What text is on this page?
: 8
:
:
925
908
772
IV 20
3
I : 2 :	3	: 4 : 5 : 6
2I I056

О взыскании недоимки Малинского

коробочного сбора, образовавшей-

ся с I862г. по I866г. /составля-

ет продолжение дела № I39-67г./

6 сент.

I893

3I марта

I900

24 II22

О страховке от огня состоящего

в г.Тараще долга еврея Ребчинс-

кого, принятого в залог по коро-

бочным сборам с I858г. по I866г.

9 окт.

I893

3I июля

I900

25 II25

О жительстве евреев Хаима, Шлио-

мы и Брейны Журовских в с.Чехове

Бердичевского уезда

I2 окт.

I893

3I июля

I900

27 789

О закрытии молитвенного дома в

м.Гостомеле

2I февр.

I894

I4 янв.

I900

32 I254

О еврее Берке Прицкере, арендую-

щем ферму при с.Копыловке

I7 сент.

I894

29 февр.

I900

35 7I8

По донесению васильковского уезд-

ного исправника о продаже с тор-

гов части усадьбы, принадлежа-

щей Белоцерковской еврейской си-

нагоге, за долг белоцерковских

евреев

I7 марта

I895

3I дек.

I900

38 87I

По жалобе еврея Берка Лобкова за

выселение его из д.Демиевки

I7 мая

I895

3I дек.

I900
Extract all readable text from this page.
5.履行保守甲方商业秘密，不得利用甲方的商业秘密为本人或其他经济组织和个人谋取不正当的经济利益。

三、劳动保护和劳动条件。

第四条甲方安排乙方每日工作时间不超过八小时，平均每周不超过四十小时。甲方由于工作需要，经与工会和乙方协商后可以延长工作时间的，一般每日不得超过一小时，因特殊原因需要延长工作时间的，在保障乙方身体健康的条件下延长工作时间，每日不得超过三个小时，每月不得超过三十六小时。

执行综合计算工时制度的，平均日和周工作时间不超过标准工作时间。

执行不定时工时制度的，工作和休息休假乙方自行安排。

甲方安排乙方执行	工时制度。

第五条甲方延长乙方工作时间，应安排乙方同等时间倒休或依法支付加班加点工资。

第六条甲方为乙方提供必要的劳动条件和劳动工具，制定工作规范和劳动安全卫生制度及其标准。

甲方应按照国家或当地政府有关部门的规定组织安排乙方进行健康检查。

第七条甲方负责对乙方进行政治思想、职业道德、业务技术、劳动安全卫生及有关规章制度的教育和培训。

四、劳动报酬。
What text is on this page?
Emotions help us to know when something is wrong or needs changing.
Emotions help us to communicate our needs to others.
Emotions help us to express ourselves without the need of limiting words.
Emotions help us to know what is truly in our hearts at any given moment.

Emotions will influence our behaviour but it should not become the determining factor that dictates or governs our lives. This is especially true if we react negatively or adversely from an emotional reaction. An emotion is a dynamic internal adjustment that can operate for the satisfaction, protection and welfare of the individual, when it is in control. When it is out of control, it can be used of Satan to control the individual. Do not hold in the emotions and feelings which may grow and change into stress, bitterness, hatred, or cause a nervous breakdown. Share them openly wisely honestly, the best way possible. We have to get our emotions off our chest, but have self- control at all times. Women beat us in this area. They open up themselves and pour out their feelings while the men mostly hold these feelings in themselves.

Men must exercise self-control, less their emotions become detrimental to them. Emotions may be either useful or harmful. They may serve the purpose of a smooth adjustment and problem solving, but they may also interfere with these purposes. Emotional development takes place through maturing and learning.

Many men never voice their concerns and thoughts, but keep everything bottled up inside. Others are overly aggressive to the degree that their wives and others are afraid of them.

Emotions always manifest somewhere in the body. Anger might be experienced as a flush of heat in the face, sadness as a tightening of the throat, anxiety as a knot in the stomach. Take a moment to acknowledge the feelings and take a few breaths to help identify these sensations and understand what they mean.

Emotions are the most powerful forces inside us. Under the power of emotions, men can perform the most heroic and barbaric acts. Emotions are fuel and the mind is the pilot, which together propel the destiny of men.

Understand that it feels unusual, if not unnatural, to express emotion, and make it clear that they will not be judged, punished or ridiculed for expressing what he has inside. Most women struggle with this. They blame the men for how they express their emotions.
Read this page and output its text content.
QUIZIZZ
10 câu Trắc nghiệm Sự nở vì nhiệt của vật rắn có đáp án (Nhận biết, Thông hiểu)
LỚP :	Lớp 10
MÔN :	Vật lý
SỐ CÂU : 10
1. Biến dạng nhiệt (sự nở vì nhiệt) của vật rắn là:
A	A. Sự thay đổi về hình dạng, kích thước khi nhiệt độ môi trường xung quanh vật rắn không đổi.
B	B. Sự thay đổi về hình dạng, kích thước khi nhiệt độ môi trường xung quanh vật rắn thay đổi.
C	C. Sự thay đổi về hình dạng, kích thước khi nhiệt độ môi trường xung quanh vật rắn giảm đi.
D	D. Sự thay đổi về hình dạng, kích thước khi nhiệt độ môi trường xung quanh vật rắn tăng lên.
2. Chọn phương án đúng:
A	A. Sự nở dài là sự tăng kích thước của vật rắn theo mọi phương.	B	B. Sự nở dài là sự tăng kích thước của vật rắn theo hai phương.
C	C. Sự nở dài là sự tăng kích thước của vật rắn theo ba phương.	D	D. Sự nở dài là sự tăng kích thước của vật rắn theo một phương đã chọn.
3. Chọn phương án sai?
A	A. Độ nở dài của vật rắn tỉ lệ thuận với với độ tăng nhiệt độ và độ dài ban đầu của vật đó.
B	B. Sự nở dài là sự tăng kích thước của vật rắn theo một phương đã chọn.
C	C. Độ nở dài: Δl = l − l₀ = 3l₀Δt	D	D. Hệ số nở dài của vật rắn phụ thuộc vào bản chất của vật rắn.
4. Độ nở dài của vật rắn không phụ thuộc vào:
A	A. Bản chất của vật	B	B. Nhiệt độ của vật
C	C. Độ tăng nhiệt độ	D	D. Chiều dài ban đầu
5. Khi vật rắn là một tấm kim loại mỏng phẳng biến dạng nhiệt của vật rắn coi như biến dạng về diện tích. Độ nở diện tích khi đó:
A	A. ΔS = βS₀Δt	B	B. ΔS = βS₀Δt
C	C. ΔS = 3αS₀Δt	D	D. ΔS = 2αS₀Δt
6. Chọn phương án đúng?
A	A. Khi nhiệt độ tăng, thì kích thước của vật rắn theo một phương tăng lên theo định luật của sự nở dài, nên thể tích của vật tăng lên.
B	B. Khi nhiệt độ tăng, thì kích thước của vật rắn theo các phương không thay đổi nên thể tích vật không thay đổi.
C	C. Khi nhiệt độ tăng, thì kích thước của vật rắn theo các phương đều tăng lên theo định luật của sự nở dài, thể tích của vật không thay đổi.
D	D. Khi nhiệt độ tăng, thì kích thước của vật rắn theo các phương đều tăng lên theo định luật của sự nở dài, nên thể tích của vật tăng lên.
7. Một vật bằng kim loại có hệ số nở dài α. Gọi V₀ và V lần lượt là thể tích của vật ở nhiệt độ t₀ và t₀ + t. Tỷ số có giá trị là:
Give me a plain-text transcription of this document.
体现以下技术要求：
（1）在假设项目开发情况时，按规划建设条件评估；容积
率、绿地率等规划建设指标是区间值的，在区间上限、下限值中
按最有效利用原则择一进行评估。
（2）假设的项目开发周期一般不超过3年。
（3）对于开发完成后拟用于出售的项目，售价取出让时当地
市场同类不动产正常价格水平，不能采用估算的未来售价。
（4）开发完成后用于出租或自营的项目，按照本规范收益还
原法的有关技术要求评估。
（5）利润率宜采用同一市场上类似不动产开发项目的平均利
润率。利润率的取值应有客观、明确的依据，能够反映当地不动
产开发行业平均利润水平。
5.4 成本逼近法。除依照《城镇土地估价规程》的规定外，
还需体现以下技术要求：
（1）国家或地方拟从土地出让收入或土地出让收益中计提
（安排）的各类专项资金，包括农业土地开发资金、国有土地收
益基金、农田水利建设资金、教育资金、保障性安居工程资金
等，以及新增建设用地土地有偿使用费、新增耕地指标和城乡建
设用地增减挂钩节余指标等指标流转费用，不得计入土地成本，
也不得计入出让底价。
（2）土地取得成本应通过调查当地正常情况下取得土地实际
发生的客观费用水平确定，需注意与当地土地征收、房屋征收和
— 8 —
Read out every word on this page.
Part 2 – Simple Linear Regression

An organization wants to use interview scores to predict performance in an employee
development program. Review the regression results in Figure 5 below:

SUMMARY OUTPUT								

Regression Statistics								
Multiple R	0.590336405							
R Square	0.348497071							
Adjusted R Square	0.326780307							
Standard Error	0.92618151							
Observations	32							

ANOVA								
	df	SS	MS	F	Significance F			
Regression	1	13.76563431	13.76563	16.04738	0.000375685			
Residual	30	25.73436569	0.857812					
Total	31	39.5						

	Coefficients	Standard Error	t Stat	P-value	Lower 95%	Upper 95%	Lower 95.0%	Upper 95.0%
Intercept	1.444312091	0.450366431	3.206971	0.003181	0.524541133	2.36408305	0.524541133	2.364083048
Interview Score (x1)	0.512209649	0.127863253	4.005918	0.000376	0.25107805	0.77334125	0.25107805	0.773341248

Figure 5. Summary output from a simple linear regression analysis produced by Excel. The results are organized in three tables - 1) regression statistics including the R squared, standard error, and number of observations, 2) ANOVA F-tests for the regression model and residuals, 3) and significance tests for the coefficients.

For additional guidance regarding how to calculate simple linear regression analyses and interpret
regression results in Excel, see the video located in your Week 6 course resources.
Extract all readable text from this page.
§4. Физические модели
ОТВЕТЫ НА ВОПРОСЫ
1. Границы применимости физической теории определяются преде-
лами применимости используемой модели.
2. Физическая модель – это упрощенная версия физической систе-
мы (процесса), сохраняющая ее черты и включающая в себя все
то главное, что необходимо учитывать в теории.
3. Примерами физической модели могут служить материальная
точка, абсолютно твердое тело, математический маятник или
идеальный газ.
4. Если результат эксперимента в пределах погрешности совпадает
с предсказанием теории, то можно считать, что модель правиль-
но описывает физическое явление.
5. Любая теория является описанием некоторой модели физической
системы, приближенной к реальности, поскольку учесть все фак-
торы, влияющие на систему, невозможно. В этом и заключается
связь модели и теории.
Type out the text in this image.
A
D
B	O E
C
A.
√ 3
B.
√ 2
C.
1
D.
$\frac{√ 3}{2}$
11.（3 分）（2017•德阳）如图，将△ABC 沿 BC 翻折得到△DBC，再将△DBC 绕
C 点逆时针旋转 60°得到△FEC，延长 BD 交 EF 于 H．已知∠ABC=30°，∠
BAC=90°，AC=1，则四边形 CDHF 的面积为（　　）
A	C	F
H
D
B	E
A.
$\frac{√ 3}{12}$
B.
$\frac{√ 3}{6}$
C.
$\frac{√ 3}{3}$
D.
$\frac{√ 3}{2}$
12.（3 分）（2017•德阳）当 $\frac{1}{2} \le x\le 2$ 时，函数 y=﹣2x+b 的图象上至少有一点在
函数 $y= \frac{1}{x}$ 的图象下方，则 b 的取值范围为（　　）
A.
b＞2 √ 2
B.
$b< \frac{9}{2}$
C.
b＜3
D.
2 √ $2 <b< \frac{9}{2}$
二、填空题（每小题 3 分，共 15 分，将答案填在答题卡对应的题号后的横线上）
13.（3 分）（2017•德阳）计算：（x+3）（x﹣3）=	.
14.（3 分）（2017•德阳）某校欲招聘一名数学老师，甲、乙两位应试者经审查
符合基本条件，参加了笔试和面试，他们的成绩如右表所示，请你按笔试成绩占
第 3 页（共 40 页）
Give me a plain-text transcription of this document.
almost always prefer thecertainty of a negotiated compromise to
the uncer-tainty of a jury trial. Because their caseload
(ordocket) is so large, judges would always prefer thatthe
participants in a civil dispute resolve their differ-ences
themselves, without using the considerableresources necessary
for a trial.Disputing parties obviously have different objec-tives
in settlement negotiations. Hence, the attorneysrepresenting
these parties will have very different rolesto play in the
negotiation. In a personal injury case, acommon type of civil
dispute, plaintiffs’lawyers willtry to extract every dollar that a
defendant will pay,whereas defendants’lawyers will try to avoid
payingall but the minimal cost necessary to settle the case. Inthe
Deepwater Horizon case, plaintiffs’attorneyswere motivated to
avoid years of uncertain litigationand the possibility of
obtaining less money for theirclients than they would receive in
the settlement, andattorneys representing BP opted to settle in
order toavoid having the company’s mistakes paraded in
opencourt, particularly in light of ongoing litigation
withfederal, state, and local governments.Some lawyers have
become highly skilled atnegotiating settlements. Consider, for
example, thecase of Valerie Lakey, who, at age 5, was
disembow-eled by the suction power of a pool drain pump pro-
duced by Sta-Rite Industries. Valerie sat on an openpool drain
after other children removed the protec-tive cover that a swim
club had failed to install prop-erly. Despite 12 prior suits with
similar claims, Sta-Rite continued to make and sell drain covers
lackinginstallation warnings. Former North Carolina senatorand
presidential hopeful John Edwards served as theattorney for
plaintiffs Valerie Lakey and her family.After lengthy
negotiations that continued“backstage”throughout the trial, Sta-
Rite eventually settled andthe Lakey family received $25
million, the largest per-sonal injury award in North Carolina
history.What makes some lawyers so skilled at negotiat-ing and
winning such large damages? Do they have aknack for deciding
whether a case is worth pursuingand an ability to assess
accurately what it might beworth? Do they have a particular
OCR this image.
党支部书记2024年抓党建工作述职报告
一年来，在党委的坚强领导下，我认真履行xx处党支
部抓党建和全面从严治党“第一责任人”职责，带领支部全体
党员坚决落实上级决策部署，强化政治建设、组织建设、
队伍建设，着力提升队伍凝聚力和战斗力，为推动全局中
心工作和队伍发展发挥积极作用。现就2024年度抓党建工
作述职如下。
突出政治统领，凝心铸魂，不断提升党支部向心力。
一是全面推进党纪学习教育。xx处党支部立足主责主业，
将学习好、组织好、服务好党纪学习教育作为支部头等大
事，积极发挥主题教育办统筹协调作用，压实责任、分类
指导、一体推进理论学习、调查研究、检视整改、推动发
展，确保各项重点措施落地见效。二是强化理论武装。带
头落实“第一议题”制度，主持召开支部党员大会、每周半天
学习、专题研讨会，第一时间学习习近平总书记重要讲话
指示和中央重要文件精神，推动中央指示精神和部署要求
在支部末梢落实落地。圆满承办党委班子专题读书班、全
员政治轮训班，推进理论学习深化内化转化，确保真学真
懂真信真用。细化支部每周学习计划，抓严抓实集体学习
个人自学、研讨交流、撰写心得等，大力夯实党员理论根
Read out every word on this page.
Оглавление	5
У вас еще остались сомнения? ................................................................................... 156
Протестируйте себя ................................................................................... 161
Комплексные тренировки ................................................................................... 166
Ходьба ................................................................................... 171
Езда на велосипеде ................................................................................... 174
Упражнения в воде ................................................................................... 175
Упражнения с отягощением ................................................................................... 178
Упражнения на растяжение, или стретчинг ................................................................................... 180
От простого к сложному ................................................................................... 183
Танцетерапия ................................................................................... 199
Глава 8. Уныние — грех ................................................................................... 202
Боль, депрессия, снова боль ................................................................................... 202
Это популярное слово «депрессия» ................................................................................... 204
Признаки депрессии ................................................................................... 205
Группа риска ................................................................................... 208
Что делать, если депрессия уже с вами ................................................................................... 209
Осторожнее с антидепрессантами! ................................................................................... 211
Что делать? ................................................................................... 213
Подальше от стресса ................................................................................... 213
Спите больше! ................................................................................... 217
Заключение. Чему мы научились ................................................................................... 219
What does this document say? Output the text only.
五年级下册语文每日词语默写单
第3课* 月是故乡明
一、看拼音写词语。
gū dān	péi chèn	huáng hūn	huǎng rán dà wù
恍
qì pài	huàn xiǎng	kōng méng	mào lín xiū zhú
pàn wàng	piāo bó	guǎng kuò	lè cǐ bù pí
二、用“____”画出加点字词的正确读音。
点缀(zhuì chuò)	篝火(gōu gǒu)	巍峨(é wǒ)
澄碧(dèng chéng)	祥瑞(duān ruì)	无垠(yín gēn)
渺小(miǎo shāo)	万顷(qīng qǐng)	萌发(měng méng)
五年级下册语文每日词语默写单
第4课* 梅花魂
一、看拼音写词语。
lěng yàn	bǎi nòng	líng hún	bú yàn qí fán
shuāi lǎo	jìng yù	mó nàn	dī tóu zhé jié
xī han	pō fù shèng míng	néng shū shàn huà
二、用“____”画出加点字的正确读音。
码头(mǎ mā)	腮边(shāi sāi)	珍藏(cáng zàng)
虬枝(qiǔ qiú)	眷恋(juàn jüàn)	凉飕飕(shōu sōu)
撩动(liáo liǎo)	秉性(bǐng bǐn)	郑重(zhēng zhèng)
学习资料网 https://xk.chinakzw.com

= = = = = = =

* _What you will do_
For the entries shown above, give the number of lines that include the word "tích", without any other text.

* _Solution for this exercise_
6